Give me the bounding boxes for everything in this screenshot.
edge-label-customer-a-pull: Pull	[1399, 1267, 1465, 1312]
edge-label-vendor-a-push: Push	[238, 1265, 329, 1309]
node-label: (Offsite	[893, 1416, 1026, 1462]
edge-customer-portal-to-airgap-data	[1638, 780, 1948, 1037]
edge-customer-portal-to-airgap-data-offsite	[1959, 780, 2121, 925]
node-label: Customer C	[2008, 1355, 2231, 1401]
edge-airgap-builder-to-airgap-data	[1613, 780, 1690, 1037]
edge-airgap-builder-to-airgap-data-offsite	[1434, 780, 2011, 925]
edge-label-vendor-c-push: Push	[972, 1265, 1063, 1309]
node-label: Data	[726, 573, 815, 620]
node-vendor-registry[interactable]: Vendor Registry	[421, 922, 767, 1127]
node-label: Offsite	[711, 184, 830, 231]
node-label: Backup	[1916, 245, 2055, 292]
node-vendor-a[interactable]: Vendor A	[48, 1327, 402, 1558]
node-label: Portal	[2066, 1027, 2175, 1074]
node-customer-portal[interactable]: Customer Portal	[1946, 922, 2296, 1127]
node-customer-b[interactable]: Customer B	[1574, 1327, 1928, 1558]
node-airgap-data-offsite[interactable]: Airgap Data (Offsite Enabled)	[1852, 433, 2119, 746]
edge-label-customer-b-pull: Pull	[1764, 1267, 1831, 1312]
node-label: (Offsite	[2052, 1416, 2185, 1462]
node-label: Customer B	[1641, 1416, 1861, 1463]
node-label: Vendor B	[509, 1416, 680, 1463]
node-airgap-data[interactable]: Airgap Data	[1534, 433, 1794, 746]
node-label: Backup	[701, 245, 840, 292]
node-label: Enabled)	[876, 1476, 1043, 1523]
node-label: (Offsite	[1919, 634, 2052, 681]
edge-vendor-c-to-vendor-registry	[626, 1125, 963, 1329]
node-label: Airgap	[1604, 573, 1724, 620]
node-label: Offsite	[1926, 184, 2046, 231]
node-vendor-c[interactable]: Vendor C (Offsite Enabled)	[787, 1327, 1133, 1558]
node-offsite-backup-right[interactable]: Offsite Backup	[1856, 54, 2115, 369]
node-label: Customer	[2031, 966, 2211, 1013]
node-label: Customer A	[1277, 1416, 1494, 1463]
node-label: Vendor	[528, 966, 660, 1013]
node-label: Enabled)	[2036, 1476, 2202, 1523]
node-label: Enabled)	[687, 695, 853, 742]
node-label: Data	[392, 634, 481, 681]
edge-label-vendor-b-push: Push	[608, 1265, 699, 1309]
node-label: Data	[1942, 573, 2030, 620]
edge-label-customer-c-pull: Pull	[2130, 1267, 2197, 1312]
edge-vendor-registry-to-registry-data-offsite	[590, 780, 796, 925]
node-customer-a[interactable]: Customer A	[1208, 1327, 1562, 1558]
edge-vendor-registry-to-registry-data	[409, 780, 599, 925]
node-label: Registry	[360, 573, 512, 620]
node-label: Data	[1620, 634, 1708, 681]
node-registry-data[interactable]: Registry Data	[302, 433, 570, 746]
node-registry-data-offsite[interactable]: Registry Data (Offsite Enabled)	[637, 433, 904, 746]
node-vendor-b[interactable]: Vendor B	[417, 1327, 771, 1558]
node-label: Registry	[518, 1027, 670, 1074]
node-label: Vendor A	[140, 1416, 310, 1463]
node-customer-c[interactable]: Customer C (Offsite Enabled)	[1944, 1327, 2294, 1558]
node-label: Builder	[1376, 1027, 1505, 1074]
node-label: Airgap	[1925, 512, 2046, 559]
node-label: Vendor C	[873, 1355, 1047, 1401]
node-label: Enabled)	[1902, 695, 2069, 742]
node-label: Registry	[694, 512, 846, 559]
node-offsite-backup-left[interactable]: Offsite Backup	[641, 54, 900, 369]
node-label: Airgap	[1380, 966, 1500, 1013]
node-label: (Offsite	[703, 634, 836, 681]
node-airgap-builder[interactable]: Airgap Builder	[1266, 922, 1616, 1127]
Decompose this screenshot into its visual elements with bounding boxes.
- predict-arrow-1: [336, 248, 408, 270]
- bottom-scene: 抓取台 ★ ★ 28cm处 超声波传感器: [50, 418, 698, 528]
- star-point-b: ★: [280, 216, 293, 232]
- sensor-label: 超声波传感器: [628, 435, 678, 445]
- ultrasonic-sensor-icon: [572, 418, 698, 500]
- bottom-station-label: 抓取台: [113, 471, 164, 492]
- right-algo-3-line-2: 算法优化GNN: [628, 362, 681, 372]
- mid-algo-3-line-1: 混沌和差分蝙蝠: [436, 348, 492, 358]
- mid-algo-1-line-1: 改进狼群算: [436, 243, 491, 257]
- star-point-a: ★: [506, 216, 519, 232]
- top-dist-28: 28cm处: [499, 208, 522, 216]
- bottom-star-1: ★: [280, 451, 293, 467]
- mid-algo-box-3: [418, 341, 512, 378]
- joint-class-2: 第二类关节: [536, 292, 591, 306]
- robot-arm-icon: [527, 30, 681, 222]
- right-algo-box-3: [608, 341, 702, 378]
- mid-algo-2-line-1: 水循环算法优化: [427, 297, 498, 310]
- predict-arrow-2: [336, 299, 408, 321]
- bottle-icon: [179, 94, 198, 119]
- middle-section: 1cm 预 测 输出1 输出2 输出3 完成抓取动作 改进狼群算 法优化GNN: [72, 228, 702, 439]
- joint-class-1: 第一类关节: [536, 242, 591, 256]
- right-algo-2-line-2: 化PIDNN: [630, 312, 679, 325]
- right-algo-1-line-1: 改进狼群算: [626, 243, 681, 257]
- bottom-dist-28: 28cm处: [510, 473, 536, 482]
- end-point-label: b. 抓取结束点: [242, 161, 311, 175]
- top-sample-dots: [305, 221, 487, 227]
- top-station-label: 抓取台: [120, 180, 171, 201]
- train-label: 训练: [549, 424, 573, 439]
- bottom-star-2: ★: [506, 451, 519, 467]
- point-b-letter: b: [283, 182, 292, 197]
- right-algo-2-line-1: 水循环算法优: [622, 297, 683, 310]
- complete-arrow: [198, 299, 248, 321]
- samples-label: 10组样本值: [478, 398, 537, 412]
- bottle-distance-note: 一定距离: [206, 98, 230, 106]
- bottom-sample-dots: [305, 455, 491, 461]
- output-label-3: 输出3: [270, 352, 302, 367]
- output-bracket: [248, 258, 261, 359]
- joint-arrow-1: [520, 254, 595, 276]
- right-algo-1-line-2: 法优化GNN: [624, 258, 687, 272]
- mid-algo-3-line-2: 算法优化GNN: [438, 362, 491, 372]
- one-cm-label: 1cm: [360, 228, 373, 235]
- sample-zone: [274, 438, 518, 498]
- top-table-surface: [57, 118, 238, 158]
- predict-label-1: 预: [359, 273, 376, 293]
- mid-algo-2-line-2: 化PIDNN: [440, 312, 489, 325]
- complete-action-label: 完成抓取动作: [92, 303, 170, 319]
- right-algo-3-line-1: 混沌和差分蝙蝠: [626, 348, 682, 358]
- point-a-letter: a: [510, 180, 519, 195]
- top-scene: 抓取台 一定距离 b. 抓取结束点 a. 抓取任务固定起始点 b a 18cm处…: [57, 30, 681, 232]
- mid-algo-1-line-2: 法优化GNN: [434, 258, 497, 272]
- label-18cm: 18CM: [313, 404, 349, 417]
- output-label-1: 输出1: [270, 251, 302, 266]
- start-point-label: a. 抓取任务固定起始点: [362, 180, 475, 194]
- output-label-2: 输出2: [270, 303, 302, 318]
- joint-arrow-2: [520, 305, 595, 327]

------------

● The request
Arrange the lines of the rows above as a Markdown table with two columns, Number and Record line, giving each line its row number and leaving out blank lines.

● Result
| Number | Record line |
|---|---|
| 1 | Give me the bounding boxes for everything in this screenshot. |
| 2 | edge-label-customer-a-pull: Pull	[1399, 1267, 1465, 1312] |
| 3 | edge-label-vendor-a-push: Push	[238, 1265, 329, 1309] |
| 4 | node-label: (Offsite	[893, 1416, 1026, 1462] |
| 5 | edge-customer-portal-to-airgap-data	[1638, 780, 1948, 1037] |
| 6 | edge-customer-portal-to-airgap-data-offsite	[1959, 780, 2121, 925] |
| 7 | node-label: Customer C	[2008, 1355, 2231, 1401] |
| 8 | edge-airgap-builder-to-airgap-data	[1613, 780, 1690, 1037] |
| 9 | edge-airgap-builder-to-airgap-data-offsite	[1434, 780, 2011, 925] |
| 10 | edge-label-vendor-c-push: Push	[972, 1265, 1063, 1309] |
| 11 | node-label: Data	[726, 573, 815, 620] |
| 12 | node-vendor-registry[interactable]: Vendor Registry	[421, 922, 767, 1127] |
| 13 | node-label: Offsite	[711, 184, 830, 231] |
| 14 | node-label: Backup	[1916, 245, 2055, 292] |
| 15 | node-vendor-a[interactable]: Vendor A	[48, 1327, 402, 1558] |
| 16 | node-label: Portal	[2066, 1027, 2175, 1074] |
| 17 | node-customer-portal[interactable]: Customer Portal	[1946, 922, 2296, 1127] |
| 18 | node-customer-b[interactable]: Customer B	[1574, 1327, 1928, 1558] |
| 19 | node-airgap-data-offsite[interactable]: Airgap Data (Offsite Enabled)	[1852, 433, 2119, 746] |
| 20 | edge-label-customer-b-pull: Pull	[1764, 1267, 1831, 1312] |
| 21 | node-label: (Offsite	[2052, 1416, 2185, 1462] |
| 22 | node-label: Customer B	[1641, 1416, 1861, 1463] |
| 23 | node-label: Vendor B	[509, 1416, 680, 1463] |
| 24 | node-airgap-data[interactable]: Airgap Data	[1534, 433, 1794, 746] |
| 25 | node-label: Backup	[701, 245, 840, 292] |
| 26 | node-label: Enabled)	[876, 1476, 1043, 1523] |
| 27 | node-label: (Offsite	[1919, 634, 2052, 681] |
| 28 | edge-vendor-c-to-vendor-registry	[626, 1125, 963, 1329] |
| 29 | node-label: Airgap	[1604, 573, 1724, 620] |
| 30 | node-label: Offsite	[1926, 184, 2046, 231] |
| 31 | node-vendor-c[interactable]: Vendor C (Offsite Enabled)	[787, 1327, 1133, 1558] |
| 32 | node-offsite-backup-right[interactable]: Offsite Backup	[1856, 54, 2115, 369] |
| 33 | node-label: Customer	[2031, 966, 2211, 1013] |
| 34 | node-label: Customer A	[1277, 1416, 1494, 1463] |
| 35 | node-label: Vendor	[528, 966, 660, 1013] |
| 36 | node-label: Enabled)	[2036, 1476, 2202, 1523] |
| 37 | node-label: Enabled)	[687, 695, 853, 742] |
| 38 | node-label: Data	[392, 634, 481, 681] |
| 39 | edge-label-vendor-b-push: Push	[608, 1265, 699, 1309] |
| 40 | node-label: Data	[1942, 573, 2030, 620] |
| 41 | edge-label-customer-c-pull: Pull	[2130, 1267, 2197, 1312] |
| 42 | edge-vendor-registry-to-registry-data-offsite	[590, 780, 796, 925] |
| 43 | node-customer-a[interactable]: Customer A	[1208, 1327, 1562, 1558] |
| 44 | edge-vendor-registry-to-registry-data	[409, 780, 599, 925] |
| 45 | node-label: Registry	[360, 573, 512, 620] |
| 46 | node-label: Data	[1620, 634, 1708, 681] |
| 47 | node-registry-data[interactable]: Registry Data	[302, 433, 570, 746] |
| 48 | node-registry-data-offsite[interactable]: Registry Data (Offsite Enabled)	[637, 433, 904, 746] |
| 49 | node-vendor-b[interactable]: Vendor B	[417, 1327, 771, 1558] |
| 50 | node-label: Registry	[518, 1027, 670, 1074] |
| 51 | node-label: Vendor A	[140, 1416, 310, 1463] |
| 52 | node-customer-c[interactable]: Customer C (Offsite Enabled)	[1944, 1327, 2294, 1558] |
| 53 | node-label: Builder	[1376, 1027, 1505, 1074] |
| 54 | node-label: Airgap	[1925, 512, 2046, 559] |
| 55 | node-label: Vendor C	[873, 1355, 1047, 1401] |
| 56 | node-label: Enabled)	[1902, 695, 2069, 742] |
| 57 | node-label: Registry	[694, 512, 846, 559] |
| 58 | node-offsite-backup-left[interactable]: Offsite Backup	[641, 54, 900, 369] |
| 59 | node-label: Airgap	[1380, 966, 1500, 1013] |
| 60 | node-label: (Offsite	[703, 634, 836, 681] |
| 61 | node-airgap-builder[interactable]: Airgap Builder	[1266, 922, 1616, 1127] |
| 62 | Decompose this screenshot into its visual elements with bounding boxes. |
| 63 | - predict-arrow-1: [336, 248, 408, 270] |
| 64 | - bottom-scene: 抓取台 ★ ★ 28cm处 超声波传感器: [50, 418, 698, 528] |
| 65 | - star-point-b: ★: [280, 216, 293, 232] |
| 66 | - sensor-label: 超声波传感器: [628, 435, 678, 445] |
| 67 | - ultrasonic-sensor-icon: [572, 418, 698, 500] |
| 68 | - bottom-station-label: 抓取台: [113, 471, 164, 492] |
| 69 | - right-algo-3-line-2: 算法优化GNN: [628, 362, 681, 372] |
| 70 | - mid-algo-3-line-1: 混沌和差分蝙蝠: [436, 348, 492, 358] |
| 71 | - mid-algo-1-line-1: 改进狼群算: [436, 243, 491, 257] |
| 72 | - star-point-a: ★: [506, 216, 519, 232] |
| 73 | - top-dist-28: 28cm处: [499, 208, 522, 216] |
| 74 | - bottom-star-1: ★: [280, 451, 293, 467] |
| 75 | - mid-algo-box-3: [418, 341, 512, 378] |
| 76 | - joint-class-2: 第二类关节: [536, 292, 591, 306] |
| 77 | - robot-arm-icon: [527, 30, 681, 222] |
| 78 | - right-algo-box-3: [608, 341, 702, 378] |
| 79 | - mid-algo-2-line-1: 水循环算法优化: [427, 297, 498, 310] |
| 80 | - predict-arrow-2: [336, 299, 408, 321] |
| 81 | - bottle-icon: [179, 94, 198, 119] |
| 82 | - middle-section: 1cm 预 测 输出1 输出2 输出3 完成抓取动作 改进狼群算 法优化GNN: [72, 228, 702, 439] |
| 83 | - joint-class-1: 第一类关节: [536, 242, 591, 256] |
| 84 | - right-algo-2-line-2: 化PIDNN: [630, 312, 679, 325] |
| 85 | - right-algo-1-line-1: 改进狼群算: [626, 243, 681, 257] |
| 86 | - bottom-dist-28: 28cm处: [510, 473, 536, 482] |
| 87 | - end-point-label: b. 抓取结束点: [242, 161, 311, 175] |
| 88 | - top-sample-dots: [305, 221, 487, 227] |
| 89 | - top-station-label: 抓取台: [120, 180, 171, 201] |
| 90 | - train-label: 训练: [549, 424, 573, 439] |
| 91 | - bottom-star-2: ★: [506, 451, 519, 467] |
| 92 | - point-b-letter: b: [283, 182, 292, 197] |
| 93 | - right-algo-2-line-1: 水循环算法优: [622, 297, 683, 310] |
| 94 | - complete-arrow: [198, 299, 248, 321] |
| 95 | - samples-label: 10组样本值: [478, 398, 537, 412] |
| 96 | - bottle-distance-note: 一定距离: [206, 98, 230, 106] |
| 97 | - bottom-sample-dots: [305, 455, 491, 461] |
| 98 | - output-label-3: 输出3: [270, 352, 302, 367] |
| 99 | - output-bracket: [248, 258, 261, 359] |
| 100 | - joint-arrow-1: [520, 254, 595, 276] |
| 101 | - right-algo-1-line-2: 法优化GNN: [624, 258, 687, 272] |
| 102 | - mid-algo-3-line-2: 算法优化GNN: [438, 362, 491, 372] |
| 103 | - one-cm-label: 1cm: [360, 228, 373, 235] |
| 104 | - sample-zone: [274, 438, 518, 498] |
| 105 | - top-table-surface: [57, 118, 238, 158] |
| 106 | - predict-label-1: 预: [359, 273, 376, 293] |
| 107 | - mid-algo-2-line-2: 化PIDNN: [440, 312, 489, 325] |
| 108 | - complete-action-label: 完成抓取动作: [92, 303, 170, 319] |
| 109 | - right-algo-3-line-1: 混沌和差分蝙蝠: [626, 348, 682, 358] |
| 110 | - point-a-letter: a: [510, 180, 519, 195] |
| 111 | - top-scene: 抓取台 一定距离 b. 抓取结束点 a. 抓取任务固定起始点 b a 18cm处…: [57, 30, 681, 232] |
| 112 | - mid-algo-1-line-2: 法优化GNN: [434, 258, 497, 272] |
| 113 | - label-18cm: 18CM: [313, 404, 349, 417] |
| 114 | - output-label-1: 输出1: [270, 251, 302, 266] |
| 115 | - start-point-label: a. 抓取任务固定起始点: [362, 180, 475, 194] |
| 116 | - output-label-2: 输出2: [270, 303, 302, 318] |
| 117 | - joint-arrow-2: [520, 305, 595, 327] |